____ SUPPLIED INFORMATION

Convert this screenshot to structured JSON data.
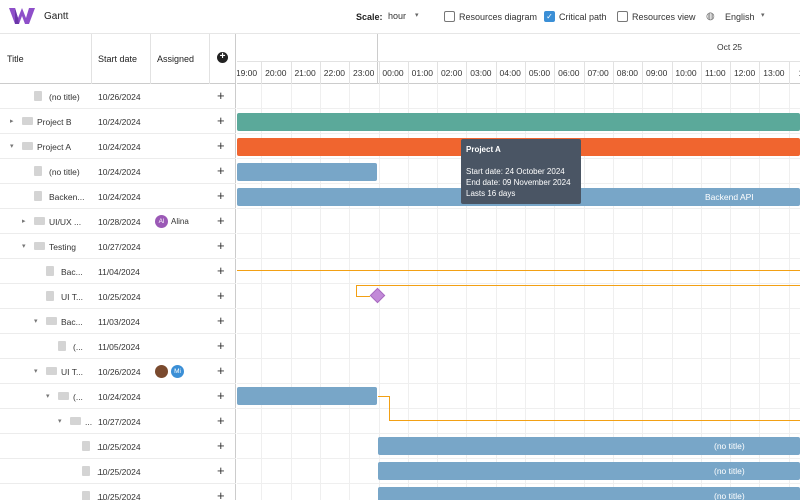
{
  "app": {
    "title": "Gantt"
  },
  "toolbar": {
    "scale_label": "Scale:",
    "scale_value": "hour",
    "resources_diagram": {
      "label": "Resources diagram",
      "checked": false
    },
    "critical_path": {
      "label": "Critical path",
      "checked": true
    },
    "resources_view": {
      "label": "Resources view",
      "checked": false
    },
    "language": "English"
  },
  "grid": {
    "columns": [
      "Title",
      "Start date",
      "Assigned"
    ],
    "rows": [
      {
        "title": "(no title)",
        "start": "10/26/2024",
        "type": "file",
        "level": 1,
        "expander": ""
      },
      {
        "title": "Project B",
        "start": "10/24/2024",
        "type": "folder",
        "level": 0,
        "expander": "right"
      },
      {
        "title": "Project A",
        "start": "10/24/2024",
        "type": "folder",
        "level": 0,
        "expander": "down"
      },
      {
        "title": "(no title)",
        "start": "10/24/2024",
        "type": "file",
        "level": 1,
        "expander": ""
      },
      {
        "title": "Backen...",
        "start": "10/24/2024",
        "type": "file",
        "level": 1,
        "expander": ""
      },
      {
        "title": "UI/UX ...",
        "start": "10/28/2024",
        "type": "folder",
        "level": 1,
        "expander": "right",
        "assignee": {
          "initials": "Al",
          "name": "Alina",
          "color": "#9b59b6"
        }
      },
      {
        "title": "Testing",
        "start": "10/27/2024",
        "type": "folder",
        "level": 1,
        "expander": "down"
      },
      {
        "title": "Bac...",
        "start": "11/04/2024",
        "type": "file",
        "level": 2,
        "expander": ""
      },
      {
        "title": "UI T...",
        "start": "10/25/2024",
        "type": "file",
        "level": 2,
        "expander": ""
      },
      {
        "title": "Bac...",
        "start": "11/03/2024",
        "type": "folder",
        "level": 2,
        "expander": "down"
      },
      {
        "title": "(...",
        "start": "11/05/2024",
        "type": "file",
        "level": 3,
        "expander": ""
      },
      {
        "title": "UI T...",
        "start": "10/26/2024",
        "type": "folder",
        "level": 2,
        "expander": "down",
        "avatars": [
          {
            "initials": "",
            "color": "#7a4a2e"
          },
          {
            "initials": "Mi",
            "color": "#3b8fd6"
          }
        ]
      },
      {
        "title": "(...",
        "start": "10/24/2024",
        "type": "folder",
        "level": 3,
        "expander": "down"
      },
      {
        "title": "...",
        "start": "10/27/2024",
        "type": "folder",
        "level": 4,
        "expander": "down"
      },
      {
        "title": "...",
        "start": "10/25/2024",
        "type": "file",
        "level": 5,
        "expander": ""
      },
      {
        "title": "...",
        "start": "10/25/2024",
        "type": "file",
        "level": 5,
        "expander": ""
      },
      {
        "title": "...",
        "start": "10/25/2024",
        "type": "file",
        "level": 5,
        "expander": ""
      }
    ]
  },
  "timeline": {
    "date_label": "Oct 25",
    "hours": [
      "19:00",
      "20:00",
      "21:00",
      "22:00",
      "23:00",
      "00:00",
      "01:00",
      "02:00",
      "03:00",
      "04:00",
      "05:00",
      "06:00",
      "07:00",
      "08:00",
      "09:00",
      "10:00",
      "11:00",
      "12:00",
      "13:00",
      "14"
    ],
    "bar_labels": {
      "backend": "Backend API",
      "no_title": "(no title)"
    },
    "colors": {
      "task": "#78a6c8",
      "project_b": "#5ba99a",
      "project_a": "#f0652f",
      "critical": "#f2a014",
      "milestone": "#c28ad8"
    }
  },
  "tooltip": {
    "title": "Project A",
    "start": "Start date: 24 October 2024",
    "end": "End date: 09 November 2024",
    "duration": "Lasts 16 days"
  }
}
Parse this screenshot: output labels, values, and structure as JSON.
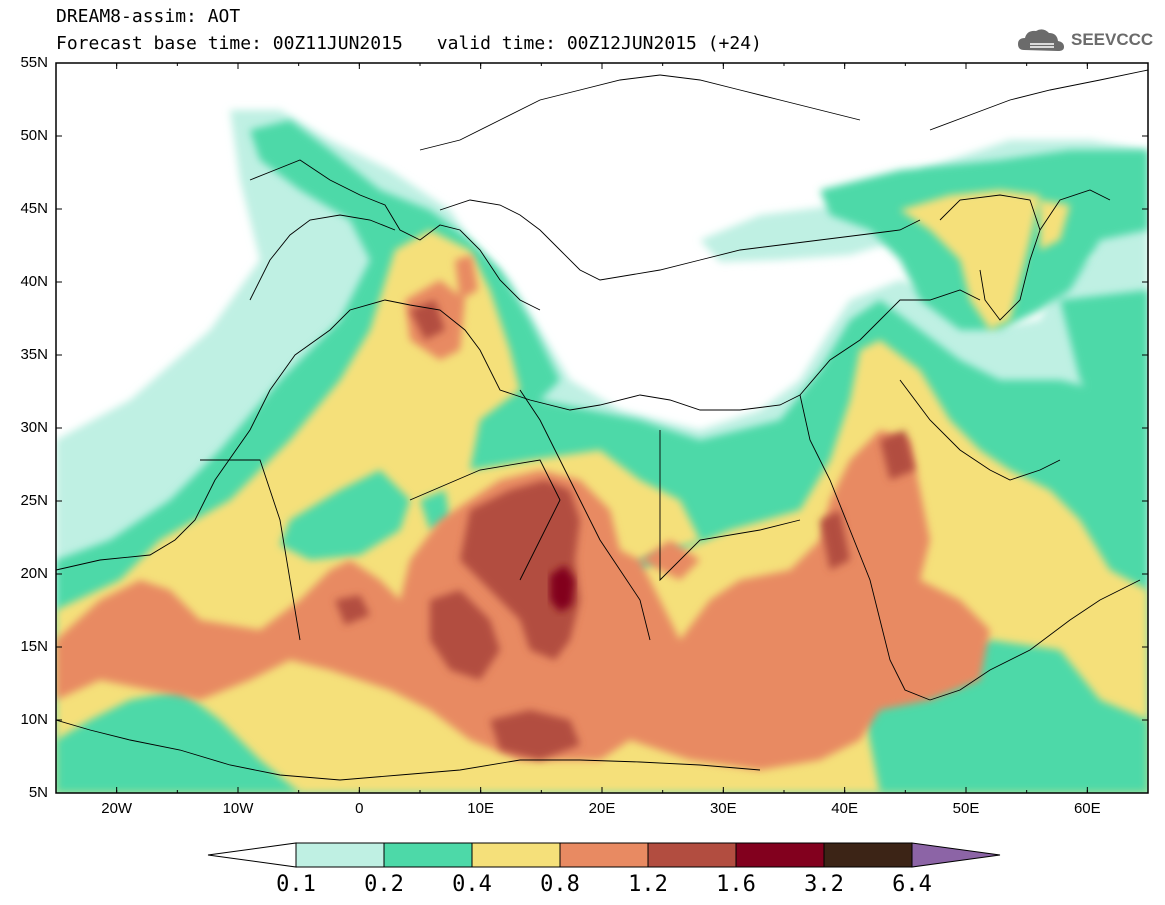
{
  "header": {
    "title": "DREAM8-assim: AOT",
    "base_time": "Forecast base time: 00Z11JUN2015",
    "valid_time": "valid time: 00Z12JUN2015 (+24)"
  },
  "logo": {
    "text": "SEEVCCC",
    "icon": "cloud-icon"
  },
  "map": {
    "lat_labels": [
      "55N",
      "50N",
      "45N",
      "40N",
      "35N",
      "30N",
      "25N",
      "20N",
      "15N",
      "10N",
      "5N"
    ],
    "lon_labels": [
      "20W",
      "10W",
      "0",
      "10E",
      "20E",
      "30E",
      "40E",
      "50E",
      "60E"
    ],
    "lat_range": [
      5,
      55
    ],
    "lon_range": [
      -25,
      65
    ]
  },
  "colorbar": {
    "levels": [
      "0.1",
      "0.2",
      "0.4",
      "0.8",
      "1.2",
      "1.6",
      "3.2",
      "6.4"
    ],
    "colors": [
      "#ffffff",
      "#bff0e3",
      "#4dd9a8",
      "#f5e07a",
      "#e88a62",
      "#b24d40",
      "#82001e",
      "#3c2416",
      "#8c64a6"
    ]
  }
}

________

REQUEST:
Output the records above exactly; leave out the pictures.

ANSWER IN FULL:
Convert this screenshot to structured JSON data.
{
  "app": {
    "title": "Gantt"
  },
  "toolbar": {
    "scale_label": "Scale:",
    "scale_value": "hour",
    "resources_diagram": {
      "label": "Resources diagram",
      "checked": false
    },
    "critical_path": {
      "label": "Critical path",
      "checked": true
    },
    "resources_view": {
      "label": "Resources view",
      "checked": false
    },
    "language": "English"
  },
  "grid": {
    "columns": [
      "Title",
      "Start date",
      "Assigned"
    ],
    "rows": [
      {
        "title": "(no title)",
        "start": "10/26/2024",
        "type": "file",
        "level": 1,
        "expander": ""
      },
      {
        "title": "Project B",
        "start": "10/24/2024",
        "type": "folder",
        "level": 0,
        "expander": "right"
      },
      {
        "title": "Project A",
        "start": "10/24/2024",
        "type": "folder",
        "level": 0,
        "expander": "down"
      },
      {
        "title": "(no title)",
        "start": "10/24/2024",
        "type": "file",
        "level": 1,
        "expander": ""
      },
      {
        "title": "Backen...",
        "start": "10/24/2024",
        "type": "file",
        "level": 1,
        "expander": ""
      },
      {
        "title": "UI/UX ...",
        "start": "10/28/2024",
        "type": "folder",
        "level": 1,
        "expander": "right",
        "assignee": {
          "initials": "Al",
          "name": "Alina",
          "color": "#9b59b6"
        }
      },
      {
        "title": "Testing",
        "start": "10/27/2024",
        "type": "folder",
        "level": 1,
        "expander": "down"
      },
      {
        "title": "Bac...",
        "start": "11/04/2024",
        "type": "file",
        "level": 2,
        "expander": ""
      },
      {
        "title": "UI T...",
        "start": "10/25/2024",
        "type": "file",
        "level": 2,
        "expander": ""
      },
      {
        "title": "Bac...",
        "start": "11/03/2024",
        "type": "folder",
        "level": 2,
        "expander": "down"
      },
      {
        "title": "(...",
        "start": "11/05/2024",
        "type": "file",
        "level": 3,
        "expander": ""
      },
      {
        "title": "UI T...",
        "start": "10/26/2024",
        "type": "folder",
        "level": 2,
        "expander": "down",
        "avatars": [
          {
            "initials": "",
            "color": "#7a4a2e"
          },
          {
            "initials": "Mi",
            "color": "#3b8fd6"
          }
        ]
      },
      {
        "title": "(...",
        "start": "10/24/2024",
        "type": "folder",
        "level": 3,
        "expander": "down"
      },
      {
        "title": "...",
        "start": "10/27/2024",
        "type": "folder",
        "level": 4,
        "expander": "down"
      },
      {
        "title": "...",
        "start": "10/25/2024",
        "type": "file",
        "level": 5,
        "expander": ""
      },
      {
        "title": "...",
        "start": "10/25/2024",
        "type": "file",
        "level": 5,
        "expander": ""
      },
      {
        "title": "...",
        "start": "10/25/2024",
        "type": "file",
        "level": 5,
        "expander": ""
      }
    ]
  },
  "timeline": {
    "date_label": "Oct 25",
    "hours": [
      "19:00",
      "20:00",
      "21:00",
      "22:00",
      "23:00",
      "00:00",
      "01:00",
      "02:00",
      "03:00",
      "04:00",
      "05:00",
      "06:00",
      "07:00",
      "08:00",
      "09:00",
      "10:00",
      "11:00",
      "12:00",
      "13:00",
      "14"
    ],
    "bar_labels": {
      "backend": "Backend API",
      "no_title": "(no title)"
    },
    "colors": {
      "task": "#78a6c8",
      "project_b": "#5ba99a",
      "project_a": "#f0652f",
      "critical": "#f2a014",
      "milestone": "#c28ad8"
    }
  },
  "tooltip": {
    "title": "Project A",
    "start": "Start date: 24 October 2024",
    "end": "End date: 09 November 2024",
    "duration": "Lasts 16 days"
  }
}
Parse this screenshot: output labels, values, and structure as JSON.
{
  "header": {
    "title": "DREAM8-assim: AOT",
    "base_time": "Forecast base time: 00Z11JUN2015",
    "valid_time": "valid time: 00Z12JUN2015 (+24)"
  },
  "logo": {
    "text": "SEEVCCC",
    "icon": "cloud-icon"
  },
  "map": {
    "lat_labels": [
      "55N",
      "50N",
      "45N",
      "40N",
      "35N",
      "30N",
      "25N",
      "20N",
      "15N",
      "10N",
      "5N"
    ],
    "lon_labels": [
      "20W",
      "10W",
      "0",
      "10E",
      "20E",
      "30E",
      "40E",
      "50E",
      "60E"
    ],
    "lat_range": [
      5,
      55
    ],
    "lon_range": [
      -25,
      65
    ]
  },
  "colorbar": {
    "levels": [
      "0.1",
      "0.2",
      "0.4",
      "0.8",
      "1.2",
      "1.6",
      "3.2",
      "6.4"
    ],
    "colors": [
      "#ffffff",
      "#bff0e3",
      "#4dd9a8",
      "#f5e07a",
      "#e88a62",
      "#b24d40",
      "#82001e",
      "#3c2416",
      "#8c64a6"
    ]
  }
}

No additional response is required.